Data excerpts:
%%

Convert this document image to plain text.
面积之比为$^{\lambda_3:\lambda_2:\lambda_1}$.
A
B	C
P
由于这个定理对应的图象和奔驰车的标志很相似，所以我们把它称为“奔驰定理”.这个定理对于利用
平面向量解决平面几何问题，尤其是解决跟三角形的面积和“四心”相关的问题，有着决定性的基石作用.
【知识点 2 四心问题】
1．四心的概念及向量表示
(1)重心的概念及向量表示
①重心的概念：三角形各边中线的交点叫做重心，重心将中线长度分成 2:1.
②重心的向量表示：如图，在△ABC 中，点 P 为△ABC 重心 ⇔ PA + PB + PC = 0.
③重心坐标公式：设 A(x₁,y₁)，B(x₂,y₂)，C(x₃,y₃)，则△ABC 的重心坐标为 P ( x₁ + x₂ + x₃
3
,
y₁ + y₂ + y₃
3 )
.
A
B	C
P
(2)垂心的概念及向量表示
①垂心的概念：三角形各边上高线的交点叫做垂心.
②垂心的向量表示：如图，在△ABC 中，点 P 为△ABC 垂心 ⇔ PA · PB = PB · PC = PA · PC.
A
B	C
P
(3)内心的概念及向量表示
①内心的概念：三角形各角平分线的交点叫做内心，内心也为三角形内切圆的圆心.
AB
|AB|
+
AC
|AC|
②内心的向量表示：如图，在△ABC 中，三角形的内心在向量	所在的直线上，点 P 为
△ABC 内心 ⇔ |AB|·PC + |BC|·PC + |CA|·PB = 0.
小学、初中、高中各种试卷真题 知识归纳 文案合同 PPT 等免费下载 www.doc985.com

%%

TASK GOAL: Exact copies of all the records are required.

EXERCISE RESULT:
Convert this document image to plain text.
面积之比为$^{\lambda_3:\lambda_2:\lambda_1}$.
A
B	C
P
由于这个定理对应的图象和奔驰车的标志很相似，所以我们把它称为“奔驰定理”.这个定理对于利用
平面向量解决平面几何问题，尤其是解决跟三角形的面积和“四心”相关的问题，有着决定性的基石作用.
【知识点 2 四心问题】
1．四心的概念及向量表示
(1)重心的概念及向量表示
①重心的概念：三角形各边中线的交点叫做重心，重心将中线长度分成 2:1.
②重心的向量表示：如图，在△ABC 中，点 P 为△ABC 重心 ⇔ PA + PB + PC = 0.
③重心坐标公式：设 A(x₁,y₁)，B(x₂,y₂)，C(x₃,y₃)，则△ABC 的重心坐标为 P ( x₁ + x₂ + x₃
3
,
y₁ + y₂ + y₃
3 )
.
A
B	C
P
(2)垂心的概念及向量表示
①垂心的概念：三角形各边上高线的交点叫做垂心.
②垂心的向量表示：如图，在△ABC 中，点 P 为△ABC 垂心 ⇔ PA · PB = PB · PC = PA · PC.
A
B	C
P
(3)内心的概念及向量表示
①内心的概念：三角形各角平分线的交点叫做内心，内心也为三角形内切圆的圆心.
AB
|AB|
+
AC
|AC|
②内心的向量表示：如图，在△ABC 中，三角形的内心在向量	所在的直线上，点 P 为
△ABC 内心 ⇔ |AB|·PC + |BC|·PC + |CA|·PB = 0.
小学、初中、高中各种试卷真题 知识归纳 文案合同 PPT 等免费下载 www.doc985.com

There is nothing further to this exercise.